··· MATERIALS PROVIDED ···

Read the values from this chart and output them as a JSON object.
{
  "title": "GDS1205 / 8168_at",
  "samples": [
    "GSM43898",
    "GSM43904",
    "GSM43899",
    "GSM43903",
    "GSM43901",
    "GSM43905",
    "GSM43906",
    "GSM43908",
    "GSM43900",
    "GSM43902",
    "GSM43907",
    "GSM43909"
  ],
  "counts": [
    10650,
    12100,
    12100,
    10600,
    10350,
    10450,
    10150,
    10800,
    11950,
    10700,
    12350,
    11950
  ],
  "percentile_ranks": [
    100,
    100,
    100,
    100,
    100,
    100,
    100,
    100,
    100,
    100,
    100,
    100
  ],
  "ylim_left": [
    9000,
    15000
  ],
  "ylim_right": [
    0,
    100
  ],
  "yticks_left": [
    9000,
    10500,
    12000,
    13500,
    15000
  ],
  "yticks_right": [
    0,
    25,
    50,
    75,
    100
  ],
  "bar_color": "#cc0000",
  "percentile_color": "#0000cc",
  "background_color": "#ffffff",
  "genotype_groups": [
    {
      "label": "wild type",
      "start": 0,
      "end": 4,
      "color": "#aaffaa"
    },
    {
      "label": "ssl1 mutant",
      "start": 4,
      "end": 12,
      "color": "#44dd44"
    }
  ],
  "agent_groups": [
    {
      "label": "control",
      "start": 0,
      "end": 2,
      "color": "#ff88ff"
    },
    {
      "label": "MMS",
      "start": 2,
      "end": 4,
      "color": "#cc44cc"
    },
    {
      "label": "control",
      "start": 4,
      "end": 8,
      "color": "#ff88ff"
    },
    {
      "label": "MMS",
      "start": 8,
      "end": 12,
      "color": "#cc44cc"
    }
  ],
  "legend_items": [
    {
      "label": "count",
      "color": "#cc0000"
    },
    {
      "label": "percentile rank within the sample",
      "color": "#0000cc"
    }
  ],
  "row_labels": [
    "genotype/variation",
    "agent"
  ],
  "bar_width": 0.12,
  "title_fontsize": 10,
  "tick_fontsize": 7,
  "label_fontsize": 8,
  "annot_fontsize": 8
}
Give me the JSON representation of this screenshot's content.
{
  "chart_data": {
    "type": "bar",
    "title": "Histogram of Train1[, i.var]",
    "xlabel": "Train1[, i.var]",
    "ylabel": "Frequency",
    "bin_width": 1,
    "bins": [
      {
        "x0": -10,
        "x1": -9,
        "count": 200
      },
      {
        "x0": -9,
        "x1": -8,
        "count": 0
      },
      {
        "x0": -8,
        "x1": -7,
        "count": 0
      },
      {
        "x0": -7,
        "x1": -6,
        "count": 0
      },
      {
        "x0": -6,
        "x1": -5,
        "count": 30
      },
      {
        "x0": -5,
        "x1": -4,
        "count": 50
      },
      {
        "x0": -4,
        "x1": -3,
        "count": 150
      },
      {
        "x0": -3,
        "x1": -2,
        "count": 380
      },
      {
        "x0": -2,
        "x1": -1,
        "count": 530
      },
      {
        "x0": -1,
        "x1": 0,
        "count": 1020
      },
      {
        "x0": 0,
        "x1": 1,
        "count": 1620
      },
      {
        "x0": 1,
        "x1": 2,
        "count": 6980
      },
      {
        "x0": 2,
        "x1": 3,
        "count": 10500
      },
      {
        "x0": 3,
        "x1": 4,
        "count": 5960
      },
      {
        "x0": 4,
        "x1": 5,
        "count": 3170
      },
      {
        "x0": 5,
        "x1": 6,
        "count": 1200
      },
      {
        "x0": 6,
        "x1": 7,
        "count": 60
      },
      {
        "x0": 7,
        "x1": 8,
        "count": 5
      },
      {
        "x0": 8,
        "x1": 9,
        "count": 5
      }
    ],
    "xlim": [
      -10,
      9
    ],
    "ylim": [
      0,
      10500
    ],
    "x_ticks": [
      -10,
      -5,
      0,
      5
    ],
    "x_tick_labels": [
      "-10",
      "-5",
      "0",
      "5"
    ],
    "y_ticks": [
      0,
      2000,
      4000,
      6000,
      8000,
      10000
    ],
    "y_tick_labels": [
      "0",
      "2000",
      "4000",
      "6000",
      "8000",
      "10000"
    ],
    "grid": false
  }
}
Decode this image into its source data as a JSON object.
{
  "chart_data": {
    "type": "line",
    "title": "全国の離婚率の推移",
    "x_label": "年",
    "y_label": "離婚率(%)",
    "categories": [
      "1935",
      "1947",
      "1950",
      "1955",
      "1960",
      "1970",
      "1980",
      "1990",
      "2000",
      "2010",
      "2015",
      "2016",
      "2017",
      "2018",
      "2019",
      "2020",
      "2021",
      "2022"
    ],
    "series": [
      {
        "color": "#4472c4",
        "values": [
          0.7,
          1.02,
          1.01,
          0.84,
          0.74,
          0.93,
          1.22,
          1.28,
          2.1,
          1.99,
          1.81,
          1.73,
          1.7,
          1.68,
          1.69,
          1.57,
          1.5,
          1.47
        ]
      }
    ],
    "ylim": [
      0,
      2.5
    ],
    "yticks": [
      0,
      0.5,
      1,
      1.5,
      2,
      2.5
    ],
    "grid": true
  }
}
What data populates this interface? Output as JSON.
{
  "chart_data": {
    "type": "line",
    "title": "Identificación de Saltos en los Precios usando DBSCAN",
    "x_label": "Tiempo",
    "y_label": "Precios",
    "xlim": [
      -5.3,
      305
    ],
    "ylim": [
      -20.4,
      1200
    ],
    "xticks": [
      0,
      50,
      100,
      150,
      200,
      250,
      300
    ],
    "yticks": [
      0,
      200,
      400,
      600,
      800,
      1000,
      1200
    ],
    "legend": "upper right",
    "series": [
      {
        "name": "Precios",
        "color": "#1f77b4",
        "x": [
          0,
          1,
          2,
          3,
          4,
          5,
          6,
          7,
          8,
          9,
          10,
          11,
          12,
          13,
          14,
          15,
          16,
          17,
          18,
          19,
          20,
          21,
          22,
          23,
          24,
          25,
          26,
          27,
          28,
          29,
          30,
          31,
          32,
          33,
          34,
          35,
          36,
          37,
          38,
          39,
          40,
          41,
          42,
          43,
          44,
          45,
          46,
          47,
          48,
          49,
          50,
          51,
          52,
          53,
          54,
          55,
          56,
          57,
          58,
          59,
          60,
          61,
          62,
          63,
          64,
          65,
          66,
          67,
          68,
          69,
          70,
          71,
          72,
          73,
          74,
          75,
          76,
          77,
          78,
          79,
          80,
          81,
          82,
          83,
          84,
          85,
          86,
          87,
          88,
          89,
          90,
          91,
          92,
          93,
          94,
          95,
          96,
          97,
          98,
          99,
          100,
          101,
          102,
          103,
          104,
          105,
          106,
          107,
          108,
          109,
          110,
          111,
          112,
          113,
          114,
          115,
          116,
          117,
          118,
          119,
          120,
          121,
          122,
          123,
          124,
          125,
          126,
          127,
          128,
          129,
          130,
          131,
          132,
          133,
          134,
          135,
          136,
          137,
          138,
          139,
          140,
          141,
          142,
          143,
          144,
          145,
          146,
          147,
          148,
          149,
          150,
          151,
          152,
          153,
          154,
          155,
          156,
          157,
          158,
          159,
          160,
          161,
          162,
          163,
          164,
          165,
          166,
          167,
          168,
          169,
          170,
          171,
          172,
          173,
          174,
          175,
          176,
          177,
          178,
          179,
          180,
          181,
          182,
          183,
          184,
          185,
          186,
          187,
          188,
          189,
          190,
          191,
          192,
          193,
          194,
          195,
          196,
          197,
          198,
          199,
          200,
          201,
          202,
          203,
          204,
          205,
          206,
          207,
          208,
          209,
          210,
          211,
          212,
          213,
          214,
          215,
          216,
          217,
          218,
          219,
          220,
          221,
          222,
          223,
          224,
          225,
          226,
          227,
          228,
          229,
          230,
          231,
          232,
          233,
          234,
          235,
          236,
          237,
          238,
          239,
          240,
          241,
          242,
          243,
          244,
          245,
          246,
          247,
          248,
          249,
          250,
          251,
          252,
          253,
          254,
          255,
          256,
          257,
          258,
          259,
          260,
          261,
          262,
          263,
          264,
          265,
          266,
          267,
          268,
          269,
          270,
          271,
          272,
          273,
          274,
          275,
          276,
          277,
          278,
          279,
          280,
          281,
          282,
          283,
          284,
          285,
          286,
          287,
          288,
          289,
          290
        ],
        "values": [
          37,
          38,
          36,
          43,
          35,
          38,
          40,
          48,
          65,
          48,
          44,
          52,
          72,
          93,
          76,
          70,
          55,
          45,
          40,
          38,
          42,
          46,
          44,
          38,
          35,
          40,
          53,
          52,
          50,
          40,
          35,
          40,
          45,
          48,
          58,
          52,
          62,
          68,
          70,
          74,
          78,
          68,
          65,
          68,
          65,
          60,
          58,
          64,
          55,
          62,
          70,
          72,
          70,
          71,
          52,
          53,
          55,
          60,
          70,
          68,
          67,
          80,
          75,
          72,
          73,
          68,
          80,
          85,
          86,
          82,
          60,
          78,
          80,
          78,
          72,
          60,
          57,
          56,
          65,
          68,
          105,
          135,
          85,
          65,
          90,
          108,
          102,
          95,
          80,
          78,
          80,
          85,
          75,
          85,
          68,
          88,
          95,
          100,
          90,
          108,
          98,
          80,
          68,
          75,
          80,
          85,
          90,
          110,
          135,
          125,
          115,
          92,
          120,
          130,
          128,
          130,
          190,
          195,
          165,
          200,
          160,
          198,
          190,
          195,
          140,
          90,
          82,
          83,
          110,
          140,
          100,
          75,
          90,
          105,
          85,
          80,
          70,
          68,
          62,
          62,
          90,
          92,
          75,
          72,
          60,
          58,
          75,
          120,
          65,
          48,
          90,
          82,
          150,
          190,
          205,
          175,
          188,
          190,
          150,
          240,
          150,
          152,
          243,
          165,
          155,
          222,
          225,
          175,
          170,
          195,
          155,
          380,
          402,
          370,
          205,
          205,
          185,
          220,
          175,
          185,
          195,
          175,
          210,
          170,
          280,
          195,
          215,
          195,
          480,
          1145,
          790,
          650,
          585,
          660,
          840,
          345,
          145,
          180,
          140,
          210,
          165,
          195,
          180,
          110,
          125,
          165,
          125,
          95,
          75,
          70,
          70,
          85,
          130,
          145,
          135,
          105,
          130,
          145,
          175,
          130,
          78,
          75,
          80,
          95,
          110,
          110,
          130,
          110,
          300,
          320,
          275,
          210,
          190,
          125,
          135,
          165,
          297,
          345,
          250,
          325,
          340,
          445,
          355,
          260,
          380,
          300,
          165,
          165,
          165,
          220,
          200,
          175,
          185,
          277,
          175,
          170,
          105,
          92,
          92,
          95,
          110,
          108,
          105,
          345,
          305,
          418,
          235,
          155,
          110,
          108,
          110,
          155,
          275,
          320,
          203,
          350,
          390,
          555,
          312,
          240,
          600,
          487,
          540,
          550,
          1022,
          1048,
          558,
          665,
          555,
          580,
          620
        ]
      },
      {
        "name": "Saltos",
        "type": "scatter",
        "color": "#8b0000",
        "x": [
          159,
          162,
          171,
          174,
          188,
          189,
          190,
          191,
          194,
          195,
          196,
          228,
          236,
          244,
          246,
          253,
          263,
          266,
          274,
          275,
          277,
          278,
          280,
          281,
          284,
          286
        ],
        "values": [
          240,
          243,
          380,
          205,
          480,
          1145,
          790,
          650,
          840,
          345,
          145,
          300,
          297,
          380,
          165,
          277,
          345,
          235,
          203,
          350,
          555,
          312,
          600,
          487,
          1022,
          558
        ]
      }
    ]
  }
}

···

▸ TO DO
Wherever the word "Saltos" occurs in a line of the listing, copy that line.

▸ FINAL RESULT
    "title": "Identificación de Saltos en los Precios usando DBSCAN",
        "name": "Saltos",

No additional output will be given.